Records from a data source
** Begin **
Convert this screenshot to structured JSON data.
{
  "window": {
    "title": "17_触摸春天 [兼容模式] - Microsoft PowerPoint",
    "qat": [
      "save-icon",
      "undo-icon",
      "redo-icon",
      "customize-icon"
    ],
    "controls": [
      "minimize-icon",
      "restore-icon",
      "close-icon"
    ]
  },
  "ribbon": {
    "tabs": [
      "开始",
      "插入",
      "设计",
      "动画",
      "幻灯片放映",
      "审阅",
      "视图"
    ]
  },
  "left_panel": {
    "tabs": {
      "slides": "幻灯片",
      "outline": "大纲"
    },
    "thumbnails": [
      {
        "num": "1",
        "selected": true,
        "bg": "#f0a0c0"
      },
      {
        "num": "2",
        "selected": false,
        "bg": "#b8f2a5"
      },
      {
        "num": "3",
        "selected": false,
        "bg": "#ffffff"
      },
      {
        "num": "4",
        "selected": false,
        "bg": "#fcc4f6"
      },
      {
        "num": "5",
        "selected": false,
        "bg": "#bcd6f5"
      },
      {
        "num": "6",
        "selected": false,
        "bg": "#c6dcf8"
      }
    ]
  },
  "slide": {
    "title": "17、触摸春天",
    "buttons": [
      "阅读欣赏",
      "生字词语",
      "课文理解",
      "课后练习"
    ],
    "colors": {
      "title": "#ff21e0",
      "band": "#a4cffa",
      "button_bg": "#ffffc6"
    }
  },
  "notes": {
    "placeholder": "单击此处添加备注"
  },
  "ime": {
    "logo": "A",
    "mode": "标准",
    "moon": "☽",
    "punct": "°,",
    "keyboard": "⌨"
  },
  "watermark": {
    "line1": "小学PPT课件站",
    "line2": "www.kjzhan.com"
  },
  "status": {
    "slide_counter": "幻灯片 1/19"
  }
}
** End **
WHAT YOU WILL DO>
Write the data back out verbatim.

FULL OUTPUT>
Convert this screenshot to structured JSON data.
{
  "window": {
    "title": "17_触摸春天 [兼容模式] - Microsoft PowerPoint",
    "qat": [
      "save-icon",
      "undo-icon",
      "redo-icon",
      "customize-icon"
    ],
    "controls": [
      "minimize-icon",
      "restore-icon",
      "close-icon"
    ]
  },
  "ribbon": {
    "tabs": [
      "开始",
      "插入",
      "设计",
      "动画",
      "幻灯片放映",
      "审阅",
      "视图"
    ]
  },
  "left_panel": {
    "tabs": {
      "slides": "幻灯片",
      "outline": "大纲"
    },
    "thumbnails": [
      {
        "num": "1",
        "selected": true,
        "bg": "#f0a0c0"
      },
      {
        "num": "2",
        "selected": false,
        "bg": "#b8f2a5"
      },
      {
        "num": "3",
        "selected": false,
        "bg": "#ffffff"
      },
      {
        "num": "4",
        "selected": false,
        "bg": "#fcc4f6"
      },
      {
        "num": "5",
        "selected": false,
        "bg": "#bcd6f5"
      },
      {
        "num": "6",
        "selected": false,
        "bg": "#c6dcf8"
      }
    ]
  },
  "slide": {
    "title": "17、触摸春天",
    "buttons": [
      "阅读欣赏",
      "生字词语",
      "课文理解",
      "课后练习"
    ],
    "colors": {
      "title": "#ff21e0",
      "band": "#a4cffa",
      "button_bg": "#ffffc6"
    }
  },
  "notes": {
    "placeholder": "单击此处添加备注"
  },
  "ime": {
    "logo": "A",
    "mode": "标准",
    "moon": "☽",
    "punct": "°,",
    "keyboard": "⌨"
  },
  "watermark": {
    "line1": "小学PPT课件站",
    "line2": "www.kjzhan.com"
  },
  "status": {
    "slide_counter": "幻灯片 1/19"
  }
}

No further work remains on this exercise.